**Work to be completed**
Give only the number of lines below that contain the word "séquito".

**Data rows**
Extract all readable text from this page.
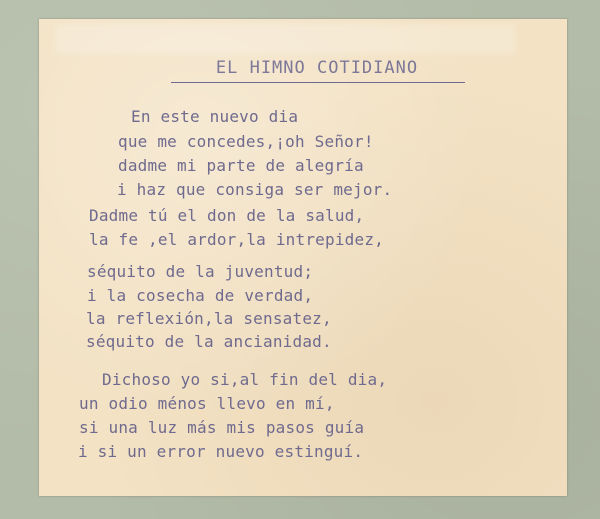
EL HIMNO COTIDIANO
En este nuevo dia
que me concedes,¡oh Señor!
dadme mi parte de alegría
i haz que consiga ser mejor.
Dadme tú el don de la salud,
la fe ,el ardor,la intrepidez,
séquito de la juventud;
i la cosecha de verdad,
la reflexión,la sensatez,
séquito de la ancianidad.
Dichoso yo si,al fin del dia,
un odio ménos llevo en mí,
si una luz más mis pasos guía
i si un error nuevo estinguí.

**Written answer**
2